- Exercise aim
Transcribe every line of the listing below without any deviation.

________________________________________

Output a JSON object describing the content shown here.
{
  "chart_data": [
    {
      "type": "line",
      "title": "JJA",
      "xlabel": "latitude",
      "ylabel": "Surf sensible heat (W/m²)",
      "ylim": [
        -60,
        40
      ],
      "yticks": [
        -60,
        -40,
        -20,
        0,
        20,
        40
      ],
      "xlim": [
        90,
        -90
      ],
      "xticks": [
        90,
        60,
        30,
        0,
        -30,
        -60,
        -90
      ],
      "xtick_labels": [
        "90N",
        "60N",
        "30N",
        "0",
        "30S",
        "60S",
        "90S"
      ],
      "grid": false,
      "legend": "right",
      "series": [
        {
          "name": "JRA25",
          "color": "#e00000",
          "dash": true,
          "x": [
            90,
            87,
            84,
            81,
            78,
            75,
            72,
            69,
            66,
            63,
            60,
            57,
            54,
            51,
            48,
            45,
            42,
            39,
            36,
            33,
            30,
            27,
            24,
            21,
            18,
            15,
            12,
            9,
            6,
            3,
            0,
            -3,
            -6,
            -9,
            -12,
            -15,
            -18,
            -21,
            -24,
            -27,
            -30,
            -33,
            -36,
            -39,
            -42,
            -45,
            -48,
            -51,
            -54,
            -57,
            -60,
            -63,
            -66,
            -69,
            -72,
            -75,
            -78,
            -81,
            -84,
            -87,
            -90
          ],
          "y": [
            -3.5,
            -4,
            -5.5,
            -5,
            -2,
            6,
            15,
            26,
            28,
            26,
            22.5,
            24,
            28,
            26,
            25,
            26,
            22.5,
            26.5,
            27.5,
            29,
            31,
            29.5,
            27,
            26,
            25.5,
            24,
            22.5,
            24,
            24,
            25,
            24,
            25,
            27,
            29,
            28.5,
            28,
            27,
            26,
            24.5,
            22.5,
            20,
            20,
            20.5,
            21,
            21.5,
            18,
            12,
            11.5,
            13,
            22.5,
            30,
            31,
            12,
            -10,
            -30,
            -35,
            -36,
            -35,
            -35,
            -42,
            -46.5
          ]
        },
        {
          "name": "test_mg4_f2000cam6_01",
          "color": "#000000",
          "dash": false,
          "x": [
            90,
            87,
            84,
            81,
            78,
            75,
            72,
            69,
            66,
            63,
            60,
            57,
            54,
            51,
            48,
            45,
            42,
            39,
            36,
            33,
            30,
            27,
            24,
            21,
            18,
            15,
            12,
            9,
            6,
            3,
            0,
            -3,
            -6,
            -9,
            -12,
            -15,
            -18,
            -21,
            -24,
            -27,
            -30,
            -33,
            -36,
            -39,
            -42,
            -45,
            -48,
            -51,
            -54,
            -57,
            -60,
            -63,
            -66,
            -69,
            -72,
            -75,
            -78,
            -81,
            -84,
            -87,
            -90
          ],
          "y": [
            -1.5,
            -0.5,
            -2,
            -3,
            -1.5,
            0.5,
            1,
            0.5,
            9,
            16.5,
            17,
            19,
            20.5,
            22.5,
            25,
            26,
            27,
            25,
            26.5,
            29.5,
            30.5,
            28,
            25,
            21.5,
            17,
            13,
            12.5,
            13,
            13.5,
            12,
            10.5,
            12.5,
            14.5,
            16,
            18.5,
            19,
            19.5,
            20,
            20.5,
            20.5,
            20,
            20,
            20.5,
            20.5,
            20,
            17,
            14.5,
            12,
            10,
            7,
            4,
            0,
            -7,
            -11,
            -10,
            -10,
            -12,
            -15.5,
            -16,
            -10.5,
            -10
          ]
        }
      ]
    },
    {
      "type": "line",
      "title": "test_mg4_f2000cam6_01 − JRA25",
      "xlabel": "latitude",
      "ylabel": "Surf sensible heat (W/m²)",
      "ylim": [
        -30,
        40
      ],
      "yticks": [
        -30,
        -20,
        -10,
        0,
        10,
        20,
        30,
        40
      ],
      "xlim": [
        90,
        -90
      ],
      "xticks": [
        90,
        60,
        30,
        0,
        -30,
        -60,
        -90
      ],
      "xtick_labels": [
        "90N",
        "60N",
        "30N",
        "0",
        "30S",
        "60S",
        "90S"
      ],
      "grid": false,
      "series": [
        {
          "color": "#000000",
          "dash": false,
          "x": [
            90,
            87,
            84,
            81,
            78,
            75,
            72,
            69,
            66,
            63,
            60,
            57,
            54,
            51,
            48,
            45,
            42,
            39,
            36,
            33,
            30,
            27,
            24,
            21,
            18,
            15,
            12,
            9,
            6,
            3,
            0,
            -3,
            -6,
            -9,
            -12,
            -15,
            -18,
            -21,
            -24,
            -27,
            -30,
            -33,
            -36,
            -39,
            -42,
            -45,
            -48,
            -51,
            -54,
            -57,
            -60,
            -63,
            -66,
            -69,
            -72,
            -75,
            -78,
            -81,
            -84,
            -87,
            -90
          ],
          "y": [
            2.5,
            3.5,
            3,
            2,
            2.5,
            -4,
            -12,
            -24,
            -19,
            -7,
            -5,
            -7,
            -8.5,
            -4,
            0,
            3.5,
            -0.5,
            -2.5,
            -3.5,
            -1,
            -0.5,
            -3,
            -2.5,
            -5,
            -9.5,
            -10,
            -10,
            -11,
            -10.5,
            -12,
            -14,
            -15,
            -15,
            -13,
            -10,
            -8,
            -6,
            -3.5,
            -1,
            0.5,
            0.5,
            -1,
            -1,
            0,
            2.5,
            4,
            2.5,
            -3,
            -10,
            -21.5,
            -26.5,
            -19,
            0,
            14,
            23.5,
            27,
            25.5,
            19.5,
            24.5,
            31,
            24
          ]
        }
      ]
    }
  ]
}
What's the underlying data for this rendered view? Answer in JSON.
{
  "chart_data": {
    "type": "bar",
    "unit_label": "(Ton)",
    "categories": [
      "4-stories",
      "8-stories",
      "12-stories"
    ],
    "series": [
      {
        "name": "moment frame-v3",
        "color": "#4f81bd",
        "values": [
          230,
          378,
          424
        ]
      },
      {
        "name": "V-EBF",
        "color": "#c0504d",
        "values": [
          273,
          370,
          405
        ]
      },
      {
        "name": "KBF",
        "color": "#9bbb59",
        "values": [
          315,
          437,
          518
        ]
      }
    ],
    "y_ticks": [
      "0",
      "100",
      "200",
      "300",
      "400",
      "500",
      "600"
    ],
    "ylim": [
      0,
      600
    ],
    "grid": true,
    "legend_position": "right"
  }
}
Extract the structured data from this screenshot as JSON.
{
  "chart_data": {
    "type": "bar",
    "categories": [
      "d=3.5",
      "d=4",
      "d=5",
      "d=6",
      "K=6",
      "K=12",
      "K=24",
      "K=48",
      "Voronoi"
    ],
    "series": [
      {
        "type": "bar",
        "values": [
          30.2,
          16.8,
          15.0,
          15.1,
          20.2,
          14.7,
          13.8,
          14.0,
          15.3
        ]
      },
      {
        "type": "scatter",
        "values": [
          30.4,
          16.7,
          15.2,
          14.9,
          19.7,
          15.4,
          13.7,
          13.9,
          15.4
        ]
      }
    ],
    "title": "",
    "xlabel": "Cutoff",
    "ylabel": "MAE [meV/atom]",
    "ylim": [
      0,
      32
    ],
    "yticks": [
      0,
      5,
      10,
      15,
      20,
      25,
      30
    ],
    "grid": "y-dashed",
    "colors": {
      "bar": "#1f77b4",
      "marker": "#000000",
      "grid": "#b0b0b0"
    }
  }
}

________________________________________

- Written response
Output a JSON object describing the content shown here.
{
  "chart_data": [
    {
      "type": "line",
      "title": "JJA",
      "xlabel": "latitude",
      "ylabel": "Surf sensible heat (W/m²)",
      "ylim": [
        -60,
        40
      ],
      "yticks": [
        -60,
        -40,
        -20,
        0,
        20,
        40
      ],
      "xlim": [
        90,
        -90
      ],
      "xticks": [
        90,
        60,
        30,
        0,
        -30,
        -60,
        -90
      ],
      "xtick_labels": [
        "90N",
        "60N",
        "30N",
        "0",
        "30S",
        "60S",
        "90S"
      ],
      "grid": false,
      "legend": "right",
      "series": [
        {
          "name": "JRA25",
          "color": "#e00000",
          "dash": true,
          "x": [
            90,
            87,
            84,
            81,
            78,
            75,
            72,
            69,
            66,
            63,
            60,
            57,
            54,
            51,
            48,
            45,
            42,
            39,
            36,
            33,
            30,
            27,
            24,
            21,
            18,
            15,
            12,
            9,
            6,
            3,
            0,
            -3,
            -6,
            -9,
            -12,
            -15,
            -18,
            -21,
            -24,
            -27,
            -30,
            -33,
            -36,
            -39,
            -42,
            -45,
            -48,
            -51,
            -54,
            -57,
            -60,
            -63,
            -66,
            -69,
            -72,
            -75,
            -78,
            -81,
            -84,
            -87,
            -90
          ],
          "y": [
            -3.5,
            -4,
            -5.5,
            -5,
            -2,
            6,
            15,
            26,
            28,
            26,
            22.5,
            24,
            28,
            26,
            25,
            26,
            22.5,
            26.5,
            27.5,
            29,
            31,
            29.5,
            27,
            26,
            25.5,
            24,
            22.5,
            24,
            24,
            25,
            24,
            25,
            27,
            29,
            28.5,
            28,
            27,
            26,
            24.5,
            22.5,
            20,
            20,
            20.5,
            21,
            21.5,
            18,
            12,
            11.5,
            13,
            22.5,
            30,
            31,
            12,
            -10,
            -30,
            -35,
            -36,
            -35,
            -35,
            -42,
            -46.5
          ]
        },
        {
          "name": "test_mg4_f2000cam6_01",
          "color": "#000000",
          "dash": false,
          "x": [
            90,
            87,
            84,
            81,
            78,
            75,
            72,
            69,
            66,
            63,
            60,
            57,
            54,
            51,
            48,
            45,
            42,
            39,
            36,
            33,
            30,
            27,
            24,
            21,
            18,
            15,
            12,
            9,
            6,
            3,
            0,
            -3,
            -6,
            -9,
            -12,
            -15,
            -18,
            -21,
            -24,
            -27,
            -30,
            -33,
            -36,
            -39,
            -42,
            -45,
            -48,
            -51,
            -54,
            -57,
            -60,
            -63,
            -66,
            -69,
            -72,
            -75,
            -78,
            -81,
            -84,
            -87,
            -90
          ],
          "y": [
            -1.5,
            -0.5,
            -2,
            -3,
            -1.5,
            0.5,
            1,
            0.5,
            9,
            16.5,
            17,
            19,
            20.5,
            22.5,
            25,
            26,
            27,
            25,
            26.5,
            29.5,
            30.5,
            28,
            25,
            21.5,
            17,
            13,
            12.5,
            13,
            13.5,
            12,
            10.5,
            12.5,
            14.5,
            16,
            18.5,
            19,
            19.5,
            20,
            20.5,
            20.5,
            20,
            20,
            20.5,
            20.5,
            20,
            17,
            14.5,
            12,
            10,
            7,
            4,
            0,
            -7,
            -11,
            -10,
            -10,
            -12,
            -15.5,
            -16,
            -10.5,
            -10
          ]
        }
      ]
    },
    {
      "type": "line",
      "title": "test_mg4_f2000cam6_01 − JRA25",
      "xlabel": "latitude",
      "ylabel": "Surf sensible heat (W/m²)",
      "ylim": [
        -30,
        40
      ],
      "yticks": [
        -30,
        -20,
        -10,
        0,
        10,
        20,
        30,
        40
      ],
      "xlim": [
        90,
        -90
      ],
      "xticks": [
        90,
        60,
        30,
        0,
        -30,
        -60,
        -90
      ],
      "xtick_labels": [
        "90N",
        "60N",
        "30N",
        "0",
        "30S",
        "60S",
        "90S"
      ],
      "grid": false,
      "series": [
        {
          "color": "#000000",
          "dash": false,
          "x": [
            90,
            87,
            84,
            81,
            78,
            75,
            72,
            69,
            66,
            63,
            60,
            57,
            54,
            51,
            48,
            45,
            42,
            39,
            36,
            33,
            30,
            27,
            24,
            21,
            18,
            15,
            12,
            9,
            6,
            3,
            0,
            -3,
            -6,
            -9,
            -12,
            -15,
            -18,
            -21,
            -24,
            -27,
            -30,
            -33,
            -36,
            -39,
            -42,
            -45,
            -48,
            -51,
            -54,
            -57,
            -60,
            -63,
            -66,
            -69,
            -72,
            -75,
            -78,
            -81,
            -84,
            -87,
            -90
          ],
          "y": [
            2.5,
            3.5,
            3,
            2,
            2.5,
            -4,
            -12,
            -24,
            -19,
            -7,
            -5,
            -7,
            -8.5,
            -4,
            0,
            3.5,
            -0.5,
            -2.5,
            -3.5,
            -1,
            -0.5,
            -3,
            -2.5,
            -5,
            -9.5,
            -10,
            -10,
            -11,
            -10.5,
            -12,
            -14,
            -15,
            -15,
            -13,
            -10,
            -8,
            -6,
            -3.5,
            -1,
            0.5,
            0.5,
            -1,
            -1,
            0,
            2.5,
            4,
            2.5,
            -3,
            -10,
            -21.5,
            -26.5,
            -19,
            0,
            14,
            23.5,
            27,
            25.5,
            19.5,
            24.5,
            31,
            24
          ]
        }
      ]
    }
  ]
}
What's the underlying data for this rendered view? Answer in JSON.
{
  "chart_data": {
    "type": "bar",
    "unit_label": "(Ton)",
    "categories": [
      "4-stories",
      "8-stories",
      "12-stories"
    ],
    "series": [
      {
        "name": "moment frame-v3",
        "color": "#4f81bd",
        "values": [
          230,
          378,
          424
        ]
      },
      {
        "name": "V-EBF",
        "color": "#c0504d",
        "values": [
          273,
          370,
          405
        ]
      },
      {
        "name": "KBF",
        "color": "#9bbb59",
        "values": [
          315,
          437,
          518
        ]
      }
    ],
    "y_ticks": [
      "0",
      "100",
      "200",
      "300",
      "400",
      "500",
      "600"
    ],
    "ylim": [
      0,
      600
    ],
    "grid": true,
    "legend_position": "right"
  }
}
Extract the structured data from this screenshot as JSON.
{
  "chart_data": {
    "type": "bar",
    "categories": [
      "d=3.5",
      "d=4",
      "d=5",
      "d=6",
      "K=6",
      "K=12",
      "K=24",
      "K=48",
      "Voronoi"
    ],
    "series": [
      {
        "type": "bar",
        "values": [
          30.2,
          16.8,
          15.0,
          15.1,
          20.2,
          14.7,
          13.8,
          14.0,
          15.3
        ]
      },
      {
        "type": "scatter",
        "values": [
          30.4,
          16.7,
          15.2,
          14.9,
          19.7,
          15.4,
          13.7,
          13.9,
          15.4
        ]
      }
    ],
    "title": "",
    "xlabel": "Cutoff",
    "ylabel": "MAE [meV/atom]",
    "ylim": [
      0,
      32
    ],
    "yticks": [
      0,
      5,
      10,
      15,
      20,
      25,
      30
    ],
    "grid": "y-dashed",
    "colors": {
      "bar": "#1f77b4",
      "marker": "#000000",
      "grid": "#b0b0b0"
    }
  }
}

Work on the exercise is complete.